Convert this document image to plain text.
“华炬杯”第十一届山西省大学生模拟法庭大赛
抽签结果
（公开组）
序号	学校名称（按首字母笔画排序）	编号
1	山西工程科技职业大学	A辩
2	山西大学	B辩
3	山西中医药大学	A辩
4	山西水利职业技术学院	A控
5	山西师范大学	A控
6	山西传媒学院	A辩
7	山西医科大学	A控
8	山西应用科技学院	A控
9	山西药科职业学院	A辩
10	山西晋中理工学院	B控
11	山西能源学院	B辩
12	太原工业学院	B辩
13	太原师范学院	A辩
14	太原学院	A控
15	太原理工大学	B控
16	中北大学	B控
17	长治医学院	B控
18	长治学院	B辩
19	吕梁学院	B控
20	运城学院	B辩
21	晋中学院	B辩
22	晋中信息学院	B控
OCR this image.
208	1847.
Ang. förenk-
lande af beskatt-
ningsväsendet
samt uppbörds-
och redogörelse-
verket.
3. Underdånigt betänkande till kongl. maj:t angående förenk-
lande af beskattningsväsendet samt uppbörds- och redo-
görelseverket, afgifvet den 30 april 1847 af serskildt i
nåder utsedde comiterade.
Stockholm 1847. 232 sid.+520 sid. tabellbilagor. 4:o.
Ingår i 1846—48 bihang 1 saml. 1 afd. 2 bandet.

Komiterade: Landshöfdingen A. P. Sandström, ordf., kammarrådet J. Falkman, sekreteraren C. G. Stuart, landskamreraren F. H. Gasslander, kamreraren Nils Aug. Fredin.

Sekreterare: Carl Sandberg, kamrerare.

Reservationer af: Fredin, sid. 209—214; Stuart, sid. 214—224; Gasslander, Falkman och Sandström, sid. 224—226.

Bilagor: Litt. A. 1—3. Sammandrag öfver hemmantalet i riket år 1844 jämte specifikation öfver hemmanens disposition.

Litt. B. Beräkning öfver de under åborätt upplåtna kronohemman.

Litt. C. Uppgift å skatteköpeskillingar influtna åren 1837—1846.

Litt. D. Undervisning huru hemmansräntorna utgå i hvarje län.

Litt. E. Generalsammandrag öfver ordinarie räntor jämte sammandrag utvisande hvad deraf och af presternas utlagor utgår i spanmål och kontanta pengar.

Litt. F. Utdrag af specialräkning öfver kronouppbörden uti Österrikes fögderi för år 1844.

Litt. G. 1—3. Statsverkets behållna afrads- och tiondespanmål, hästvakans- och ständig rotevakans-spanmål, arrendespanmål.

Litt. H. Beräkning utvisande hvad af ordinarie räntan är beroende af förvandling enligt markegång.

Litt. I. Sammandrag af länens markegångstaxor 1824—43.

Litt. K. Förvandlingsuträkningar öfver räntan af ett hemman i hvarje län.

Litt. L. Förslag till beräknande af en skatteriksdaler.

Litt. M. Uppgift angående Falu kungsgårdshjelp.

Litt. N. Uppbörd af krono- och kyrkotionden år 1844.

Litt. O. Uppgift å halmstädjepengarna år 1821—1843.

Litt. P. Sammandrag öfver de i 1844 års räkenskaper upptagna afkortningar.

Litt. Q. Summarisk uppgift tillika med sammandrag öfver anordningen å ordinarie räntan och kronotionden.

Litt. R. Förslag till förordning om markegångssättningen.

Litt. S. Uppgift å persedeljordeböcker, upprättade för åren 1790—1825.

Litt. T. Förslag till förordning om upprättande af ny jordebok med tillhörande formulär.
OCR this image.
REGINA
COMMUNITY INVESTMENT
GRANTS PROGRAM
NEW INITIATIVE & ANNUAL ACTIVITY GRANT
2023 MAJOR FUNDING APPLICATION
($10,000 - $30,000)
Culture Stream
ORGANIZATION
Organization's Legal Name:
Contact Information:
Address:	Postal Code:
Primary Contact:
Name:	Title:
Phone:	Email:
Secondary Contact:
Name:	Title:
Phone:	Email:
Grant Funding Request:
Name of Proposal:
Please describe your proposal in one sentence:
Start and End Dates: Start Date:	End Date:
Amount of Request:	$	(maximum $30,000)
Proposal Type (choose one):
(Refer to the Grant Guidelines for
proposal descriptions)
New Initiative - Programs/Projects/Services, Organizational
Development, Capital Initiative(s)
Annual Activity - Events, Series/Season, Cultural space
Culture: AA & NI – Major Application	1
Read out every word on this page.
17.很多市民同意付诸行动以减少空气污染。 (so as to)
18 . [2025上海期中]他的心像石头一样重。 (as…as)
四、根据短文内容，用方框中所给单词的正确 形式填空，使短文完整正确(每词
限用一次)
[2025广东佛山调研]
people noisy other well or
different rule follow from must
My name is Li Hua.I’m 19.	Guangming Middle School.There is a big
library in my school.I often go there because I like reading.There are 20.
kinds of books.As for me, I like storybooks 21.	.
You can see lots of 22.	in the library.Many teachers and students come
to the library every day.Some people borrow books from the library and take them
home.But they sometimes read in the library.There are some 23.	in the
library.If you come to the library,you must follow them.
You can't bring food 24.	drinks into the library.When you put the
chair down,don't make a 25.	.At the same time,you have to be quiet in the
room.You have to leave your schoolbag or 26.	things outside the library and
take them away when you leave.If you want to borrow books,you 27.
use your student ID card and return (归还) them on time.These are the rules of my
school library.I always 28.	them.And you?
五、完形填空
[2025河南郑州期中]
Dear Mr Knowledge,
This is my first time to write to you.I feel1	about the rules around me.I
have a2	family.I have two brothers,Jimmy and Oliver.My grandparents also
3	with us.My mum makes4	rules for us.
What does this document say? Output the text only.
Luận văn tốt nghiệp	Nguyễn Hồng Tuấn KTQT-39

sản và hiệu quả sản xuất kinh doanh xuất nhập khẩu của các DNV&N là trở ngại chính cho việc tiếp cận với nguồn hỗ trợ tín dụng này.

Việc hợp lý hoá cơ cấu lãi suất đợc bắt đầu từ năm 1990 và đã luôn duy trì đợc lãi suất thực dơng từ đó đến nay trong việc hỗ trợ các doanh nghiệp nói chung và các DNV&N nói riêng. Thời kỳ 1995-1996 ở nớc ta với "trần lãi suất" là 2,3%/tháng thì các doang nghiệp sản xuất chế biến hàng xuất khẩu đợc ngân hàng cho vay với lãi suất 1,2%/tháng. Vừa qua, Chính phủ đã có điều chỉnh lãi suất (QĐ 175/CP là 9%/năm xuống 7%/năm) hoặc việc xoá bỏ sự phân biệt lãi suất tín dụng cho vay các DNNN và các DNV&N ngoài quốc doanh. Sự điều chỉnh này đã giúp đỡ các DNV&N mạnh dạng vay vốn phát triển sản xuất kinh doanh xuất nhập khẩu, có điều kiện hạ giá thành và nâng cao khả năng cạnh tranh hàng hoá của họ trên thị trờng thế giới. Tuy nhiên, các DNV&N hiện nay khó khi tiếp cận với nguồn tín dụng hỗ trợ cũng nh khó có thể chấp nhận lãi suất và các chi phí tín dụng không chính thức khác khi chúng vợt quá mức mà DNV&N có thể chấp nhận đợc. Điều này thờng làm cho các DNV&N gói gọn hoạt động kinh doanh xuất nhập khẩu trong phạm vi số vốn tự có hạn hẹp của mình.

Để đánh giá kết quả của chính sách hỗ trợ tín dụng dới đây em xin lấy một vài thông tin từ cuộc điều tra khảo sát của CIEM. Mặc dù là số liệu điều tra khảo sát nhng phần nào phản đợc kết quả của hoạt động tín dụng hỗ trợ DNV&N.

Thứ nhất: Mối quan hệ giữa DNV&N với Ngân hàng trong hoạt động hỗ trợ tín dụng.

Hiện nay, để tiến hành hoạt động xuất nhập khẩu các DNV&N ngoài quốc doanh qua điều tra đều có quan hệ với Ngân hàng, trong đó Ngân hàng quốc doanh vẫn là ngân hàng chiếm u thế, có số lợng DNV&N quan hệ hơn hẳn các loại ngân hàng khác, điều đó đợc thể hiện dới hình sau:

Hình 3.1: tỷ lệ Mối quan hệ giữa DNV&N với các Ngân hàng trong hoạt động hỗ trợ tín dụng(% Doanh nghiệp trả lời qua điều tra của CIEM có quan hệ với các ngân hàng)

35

# Exercise goal
Copy each line of the data that contains the word "Förslag".

# Written response
Litt. L. Förslag till beräknande af en skatteriksdaler.
Litt. R. Förslag till förordning om markegångssättningen.
Litt. T. Förslag till förordning om upprättande af ny jordebok med tillhörande formulär.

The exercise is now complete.